▶ [Stored records]
* * * * * * * * *

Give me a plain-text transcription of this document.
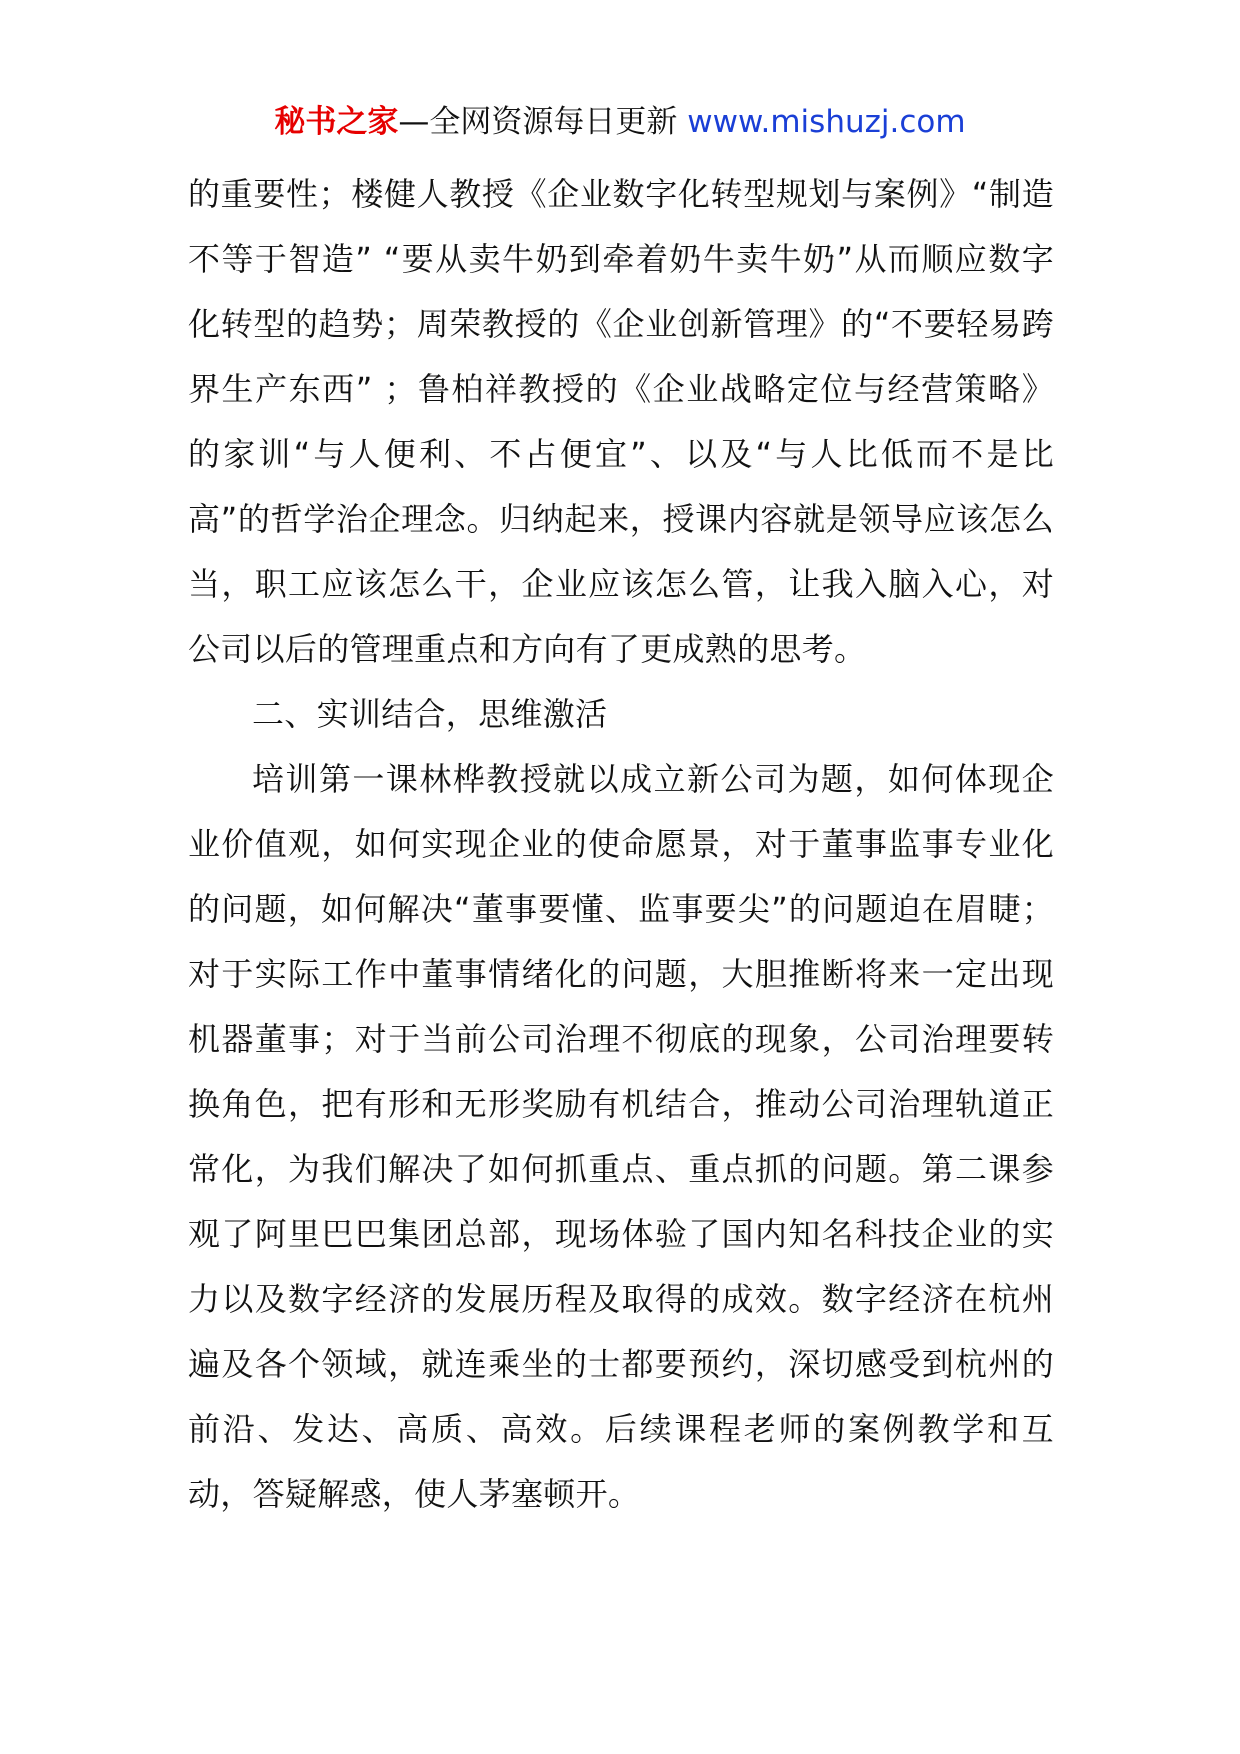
秘书之家—全网资源每日更新 www.mishuzj.com

的重要性；楼健人教授《企业数字化转型规划与案例》“制造不等于智造” “要从卖牛奶到牵着奶牛卖牛奶”从而顺应数字化转型的趋势；周荣教授的《企业创新管理》的“不要轻易跨界生产东西” ；鲁柏祥教授的《企业战略定位与经营策略》的家训“与人便利、不占便宜”、以及“与人比低而不是比高”的哲学治企理念。归纳起来，授课内容就是领导应该怎么当，职工应该怎么干，企业应该怎么管，让我入脑入心，对公司以后的管理重点和方向有了更成熟的思考。

二、实训结合，思维激活

培训第一课林桦教授就以成立新公司为题，如何体现企业价值观，如何实现企业的使命愿景，对于董事监事专业化的问题，如何解决“董事要懂、监事要尖”的问题迫在眉睫；对于实际工作中董事情绪化的问题，大胆推断将来一定出现机器董事；对于当前公司治理不彻底的现象，公司治理要转换角色，把有形和无形奖励有机结合，推动公司治理轨道正常化，为我们解决了如何抓重点、重点抓的问题。第二课参观了阿里巴巴集团总部，现场体验了国内知名科技企业的实力以及数字经济的发展历程及取得的成效。数字经济在杭州遍及各个领域，就连乘坐的士都要预约，深切感受到杭州的前沿、发达、高质、高效。后续课程老师的案例教学和互动，答疑解惑，使人茅塞顿开。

* * * * * * * * *

▶ [Exercise]
Repeat each line of the records above exactly, but do not copy the pictures.

▶ [Task result]
Give me a plain-text transcription of this document.
秘书之家—全网资源每日更新 www.mishuzj.com

的重要性；楼健人教授《企业数字化转型规划与案例》“制造不等于智造” “要从卖牛奶到牵着奶牛卖牛奶”从而顺应数字化转型的趋势；周荣教授的《企业创新管理》的“不要轻易跨界生产东西” ；鲁柏祥教授的《企业战略定位与经营策略》的家训“与人便利、不占便宜”、以及“与人比低而不是比高”的哲学治企理念。归纳起来，授课内容就是领导应该怎么当，职工应该怎么干，企业应该怎么管，让我入脑入心，对公司以后的管理重点和方向有了更成熟的思考。

二、实训结合，思维激活

培训第一课林桦教授就以成立新公司为题，如何体现企业价值观，如何实现企业的使命愿景，对于董事监事专业化的问题，如何解决“董事要懂、监事要尖”的问题迫在眉睫；对于实际工作中董事情绪化的问题，大胆推断将来一定出现机器董事；对于当前公司治理不彻底的现象，公司治理要转换角色，把有形和无形奖励有机结合，推动公司治理轨道正常化，为我们解决了如何抓重点、重点抓的问题。第二课参观了阿里巴巴集团总部，现场体验了国内知名科技企业的实力以及数字经济的发展历程及取得的成效。数字经济在杭州遍及各个领域，就连乘坐的士都要预约，深切感受到杭州的前沿、发达、高质、高效。后续课程老师的案例教学和互动，答疑解惑，使人茅塞顿开。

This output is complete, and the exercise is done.